(Records from a dataset)
┄┄┄┄┄┄┄┄┄┄┄┄┄┄┄┄┄┄┄┄

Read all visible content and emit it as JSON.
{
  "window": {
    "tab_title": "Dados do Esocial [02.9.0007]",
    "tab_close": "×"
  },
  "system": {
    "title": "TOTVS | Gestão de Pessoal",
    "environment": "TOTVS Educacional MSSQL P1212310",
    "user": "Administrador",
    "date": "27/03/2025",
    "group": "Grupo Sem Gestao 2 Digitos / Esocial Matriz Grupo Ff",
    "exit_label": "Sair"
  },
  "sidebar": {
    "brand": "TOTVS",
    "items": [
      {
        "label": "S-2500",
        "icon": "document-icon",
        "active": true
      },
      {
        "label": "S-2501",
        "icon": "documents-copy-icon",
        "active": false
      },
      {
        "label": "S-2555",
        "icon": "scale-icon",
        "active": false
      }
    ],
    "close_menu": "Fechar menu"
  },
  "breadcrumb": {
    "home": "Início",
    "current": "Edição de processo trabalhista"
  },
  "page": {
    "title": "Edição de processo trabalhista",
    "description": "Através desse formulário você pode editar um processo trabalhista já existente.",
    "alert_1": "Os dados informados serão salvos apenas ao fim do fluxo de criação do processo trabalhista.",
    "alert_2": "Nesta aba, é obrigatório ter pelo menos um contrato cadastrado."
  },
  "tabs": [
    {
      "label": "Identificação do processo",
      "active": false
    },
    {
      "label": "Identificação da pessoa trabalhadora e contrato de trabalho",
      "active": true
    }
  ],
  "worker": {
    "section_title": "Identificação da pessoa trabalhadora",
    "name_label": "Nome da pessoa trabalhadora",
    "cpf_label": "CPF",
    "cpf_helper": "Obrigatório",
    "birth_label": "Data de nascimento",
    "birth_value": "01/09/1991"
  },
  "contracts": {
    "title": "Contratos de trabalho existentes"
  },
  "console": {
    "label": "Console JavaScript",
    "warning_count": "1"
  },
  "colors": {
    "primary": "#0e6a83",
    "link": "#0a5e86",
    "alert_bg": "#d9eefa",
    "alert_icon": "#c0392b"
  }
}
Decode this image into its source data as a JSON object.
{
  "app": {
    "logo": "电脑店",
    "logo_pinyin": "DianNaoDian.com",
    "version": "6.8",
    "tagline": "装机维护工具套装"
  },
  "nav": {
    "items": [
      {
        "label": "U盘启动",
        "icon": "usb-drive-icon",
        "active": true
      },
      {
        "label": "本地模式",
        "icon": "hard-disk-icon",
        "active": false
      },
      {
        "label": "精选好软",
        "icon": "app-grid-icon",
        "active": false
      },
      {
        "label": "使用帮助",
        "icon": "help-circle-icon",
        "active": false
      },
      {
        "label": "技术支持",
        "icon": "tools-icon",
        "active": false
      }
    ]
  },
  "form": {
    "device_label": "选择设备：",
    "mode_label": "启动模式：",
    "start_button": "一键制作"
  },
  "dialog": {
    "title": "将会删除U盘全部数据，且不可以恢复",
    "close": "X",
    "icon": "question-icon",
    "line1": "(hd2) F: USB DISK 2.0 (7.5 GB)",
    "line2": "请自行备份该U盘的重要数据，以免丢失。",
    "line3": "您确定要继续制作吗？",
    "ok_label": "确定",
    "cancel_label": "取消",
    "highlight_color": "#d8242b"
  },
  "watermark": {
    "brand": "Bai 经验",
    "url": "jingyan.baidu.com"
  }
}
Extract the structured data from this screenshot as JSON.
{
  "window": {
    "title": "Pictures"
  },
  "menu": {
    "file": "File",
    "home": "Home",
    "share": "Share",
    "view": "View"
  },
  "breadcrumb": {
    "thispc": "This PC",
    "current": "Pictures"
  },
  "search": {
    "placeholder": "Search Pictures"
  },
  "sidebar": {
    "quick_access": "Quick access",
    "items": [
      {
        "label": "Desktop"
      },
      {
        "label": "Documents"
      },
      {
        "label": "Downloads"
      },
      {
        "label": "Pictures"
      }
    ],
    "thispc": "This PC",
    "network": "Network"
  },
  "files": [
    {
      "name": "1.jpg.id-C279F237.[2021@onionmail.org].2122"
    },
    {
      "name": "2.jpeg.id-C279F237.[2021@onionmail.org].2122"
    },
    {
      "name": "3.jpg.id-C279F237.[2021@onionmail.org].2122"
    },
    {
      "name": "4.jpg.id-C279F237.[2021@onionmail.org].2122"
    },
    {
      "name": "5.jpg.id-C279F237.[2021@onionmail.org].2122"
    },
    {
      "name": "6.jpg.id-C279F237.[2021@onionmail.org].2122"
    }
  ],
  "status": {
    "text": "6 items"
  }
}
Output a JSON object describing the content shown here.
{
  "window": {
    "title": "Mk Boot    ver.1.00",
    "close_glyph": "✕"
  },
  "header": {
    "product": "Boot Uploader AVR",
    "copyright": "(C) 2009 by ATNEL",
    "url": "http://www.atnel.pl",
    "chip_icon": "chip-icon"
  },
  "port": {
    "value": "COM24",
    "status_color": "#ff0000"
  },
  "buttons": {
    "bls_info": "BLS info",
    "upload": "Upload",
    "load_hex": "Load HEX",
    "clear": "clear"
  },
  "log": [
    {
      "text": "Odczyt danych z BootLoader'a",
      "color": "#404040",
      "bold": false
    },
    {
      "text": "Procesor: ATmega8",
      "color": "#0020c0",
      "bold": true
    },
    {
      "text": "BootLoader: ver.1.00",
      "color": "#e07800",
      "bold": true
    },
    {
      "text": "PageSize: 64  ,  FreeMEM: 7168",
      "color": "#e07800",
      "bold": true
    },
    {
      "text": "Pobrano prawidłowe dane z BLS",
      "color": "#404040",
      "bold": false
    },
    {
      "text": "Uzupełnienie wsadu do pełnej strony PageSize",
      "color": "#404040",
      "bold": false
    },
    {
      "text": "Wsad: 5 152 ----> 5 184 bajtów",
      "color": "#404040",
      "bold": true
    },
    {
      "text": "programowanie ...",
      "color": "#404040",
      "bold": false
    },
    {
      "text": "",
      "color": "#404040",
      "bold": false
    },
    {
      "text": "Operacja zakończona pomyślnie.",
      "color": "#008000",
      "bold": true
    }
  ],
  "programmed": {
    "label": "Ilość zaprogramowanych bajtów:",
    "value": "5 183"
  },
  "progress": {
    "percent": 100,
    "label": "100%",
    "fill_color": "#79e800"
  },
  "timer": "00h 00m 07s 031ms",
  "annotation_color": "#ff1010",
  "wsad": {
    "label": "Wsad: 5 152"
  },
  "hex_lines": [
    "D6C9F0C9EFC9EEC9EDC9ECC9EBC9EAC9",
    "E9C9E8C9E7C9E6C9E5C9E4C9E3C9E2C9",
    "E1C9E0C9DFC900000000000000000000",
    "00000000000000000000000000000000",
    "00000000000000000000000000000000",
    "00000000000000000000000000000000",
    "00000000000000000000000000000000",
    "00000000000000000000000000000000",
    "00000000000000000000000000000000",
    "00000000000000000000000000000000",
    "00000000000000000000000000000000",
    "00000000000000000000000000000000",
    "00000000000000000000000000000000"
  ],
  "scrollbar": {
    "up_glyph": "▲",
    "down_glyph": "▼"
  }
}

┄┄┄┄┄┄┄┄┄┄┄┄┄┄┄┄┄┄┄┄

Recopy the whole listing exactly.

Read all visible content and emit it as JSON.
{
  "window": {
    "tab_title": "Dados do Esocial [02.9.0007]",
    "tab_close": "×"
  },
  "system": {
    "title": "TOTVS | Gestão de Pessoal",
    "environment": "TOTVS Educacional MSSQL P1212310",
    "user": "Administrador",
    "date": "27/03/2025",
    "group": "Grupo Sem Gestao 2 Digitos / Esocial Matriz Grupo Ff",
    "exit_label": "Sair"
  },
  "sidebar": {
    "brand": "TOTVS",
    "items": [
      {
        "label": "S-2500",
        "icon": "document-icon",
        "active": true
      },
      {
        "label": "S-2501",
        "icon": "documents-copy-icon",
        "active": false
      },
      {
        "label": "S-2555",
        "icon": "scale-icon",
        "active": false
      }
    ],
    "close_menu": "Fechar menu"
  },
  "breadcrumb": {
    "home": "Início",
    "current": "Edição de processo trabalhista"
  },
  "page": {
    "title": "Edição de processo trabalhista",
    "description": "Através desse formulário você pode editar um processo trabalhista já existente.",
    "alert_1": "Os dados informados serão salvos apenas ao fim do fluxo de criação do processo trabalhista.",
    "alert_2": "Nesta aba, é obrigatório ter pelo menos um contrato cadastrado."
  },
  "tabs": [
    {
      "label": "Identificação do processo",
      "active": false
    },
    {
      "label": "Identificação da pessoa trabalhadora e contrato de trabalho",
      "active": true
    }
  ],
  "worker": {
    "section_title": "Identificação da pessoa trabalhadora",
    "name_label": "Nome da pessoa trabalhadora",
    "cpf_label": "CPF",
    "cpf_helper": "Obrigatório",
    "birth_label": "Data de nascimento",
    "birth_value": "01/09/1991"
  },
  "contracts": {
    "title": "Contratos de trabalho existentes"
  },
  "console": {
    "label": "Console JavaScript",
    "warning_count": "1"
  },
  "colors": {
    "primary": "#0e6a83",
    "link": "#0a5e86",
    "alert_bg": "#d9eefa",
    "alert_icon": "#c0392b"
  }
}
Decode this image into its source data as a JSON object.
{
  "app": {
    "logo": "电脑店",
    "logo_pinyin": "DianNaoDian.com",
    "version": "6.8",
    "tagline": "装机维护工具套装"
  },
  "nav": {
    "items": [
      {
        "label": "U盘启动",
        "icon": "usb-drive-icon",
        "active": true
      },
      {
        "label": "本地模式",
        "icon": "hard-disk-icon",
        "active": false
      },
      {
        "label": "精选好软",
        "icon": "app-grid-icon",
        "active": false
      },
      {
        "label": "使用帮助",
        "icon": "help-circle-icon",
        "active": false
      },
      {
        "label": "技术支持",
        "icon": "tools-icon",
        "active": false
      }
    ]
  },
  "form": {
    "device_label": "选择设备：",
    "mode_label": "启动模式：",
    "start_button": "一键制作"
  },
  "dialog": {
    "title": "将会删除U盘全部数据，且不可以恢复",
    "close": "X",
    "icon": "question-icon",
    "line1": "(hd2) F: USB DISK 2.0 (7.5 GB)",
    "line2": "请自行备份该U盘的重要数据，以免丢失。",
    "line3": "您确定要继续制作吗？",
    "ok_label": "确定",
    "cancel_label": "取消",
    "highlight_color": "#d8242b"
  },
  "watermark": {
    "brand": "Bai 经验",
    "url": "jingyan.baidu.com"
  }
}
Extract the structured data from this screenshot as JSON.
{
  "window": {
    "title": "Pictures"
  },
  "menu": {
    "file": "File",
    "home": "Home",
    "share": "Share",
    "view": "View"
  },
  "breadcrumb": {
    "thispc": "This PC",
    "current": "Pictures"
  },
  "search": {
    "placeholder": "Search Pictures"
  },
  "sidebar": {
    "quick_access": "Quick access",
    "items": [
      {
        "label": "Desktop"
      },
      {
        "label": "Documents"
      },
      {
        "label": "Downloads"
      },
      {
        "label": "Pictures"
      }
    ],
    "thispc": "This PC",
    "network": "Network"
  },
  "files": [
    {
      "name": "1.jpg.id-C279F237.[2021@onionmail.org].2122"
    },
    {
      "name": "2.jpeg.id-C279F237.[2021@onionmail.org].2122"
    },
    {
      "name": "3.jpg.id-C279F237.[2021@onionmail.org].2122"
    },
    {
      "name": "4.jpg.id-C279F237.[2021@onionmail.org].2122"
    },
    {
      "name": "5.jpg.id-C279F237.[2021@onionmail.org].2122"
    },
    {
      "name": "6.jpg.id-C279F237.[2021@onionmail.org].2122"
    }
  ],
  "status": {
    "text": "6 items"
  }
}
Output a JSON object describing the content shown here.
{
  "window": {
    "title": "Mk Boot    ver.1.00",
    "close_glyph": "✕"
  },
  "header": {
    "product": "Boot Uploader AVR",
    "copyright": "(C) 2009 by ATNEL",
    "url": "http://www.atnel.pl",
    "chip_icon": "chip-icon"
  },
  "port": {
    "value": "COM24",
    "status_color": "#ff0000"
  },
  "buttons": {
    "bls_info": "BLS info",
    "upload": "Upload",
    "load_hex": "Load HEX",
    "clear": "clear"
  },
  "log": [
    {
      "text": "Odczyt danych z BootLoader'a",
      "color": "#404040",
      "bold": false
    },
    {
      "text": "Procesor: ATmega8",
      "color": "#0020c0",
      "bold": true
    },
    {
      "text": "BootLoader: ver.1.00",
      "color": "#e07800",
      "bold": true
    },
    {
      "text": "PageSize: 64  ,  FreeMEM: 7168",
      "color": "#e07800",
      "bold": true
    },
    {
      "text": "Pobrano prawidłowe dane z BLS",
      "color": "#404040",
      "bold": false
    },
    {
      "text": "Uzupełnienie wsadu do pełnej strony PageSize",
      "color": "#404040",
      "bold": false
    },
    {
      "text": "Wsad: 5 152 ----> 5 184 bajtów",
      "color": "#404040",
      "bold": true
    },
    {
      "text": "programowanie ...",
      "color": "#404040",
      "bold": false
    },
    {
      "text": "",
      "color": "#404040",
      "bold": false
    },
    {
      "text": "Operacja zakończona pomyślnie.",
      "color": "#008000",
      "bold": true
    }
  ],
  "programmed": {
    "label": "Ilość zaprogramowanych bajtów:",
    "value": "5 183"
  },
  "progress": {
    "percent": 100,
    "label": "100%",
    "fill_color": "#79e800"
  },
  "timer": "00h 00m 07s 031ms",
  "annotation_color": "#ff1010",
  "wsad": {
    "label": "Wsad: 5 152"
  },
  "hex_lines": [
    "D6C9F0C9EFC9EEC9EDC9ECC9EBC9EAC9",
    "E9C9E8C9E7C9E6C9E5C9E4C9E3C9E2C9",
    "E1C9E0C9DFC900000000000000000000",
    "00000000000000000000000000000000",
    "00000000000000000000000000000000",
    "00000000000000000000000000000000",
    "00000000000000000000000000000000",
    "00000000000000000000000000000000",
    "00000000000000000000000000000000",
    "00000000000000000000000000000000",
    "00000000000000000000000000000000",
    "00000000000000000000000000000000",
    "00000000000000000000000000000000"
  ],
  "scrollbar": {
    "up_glyph": "▲",
    "down_glyph": "▼"
  }
}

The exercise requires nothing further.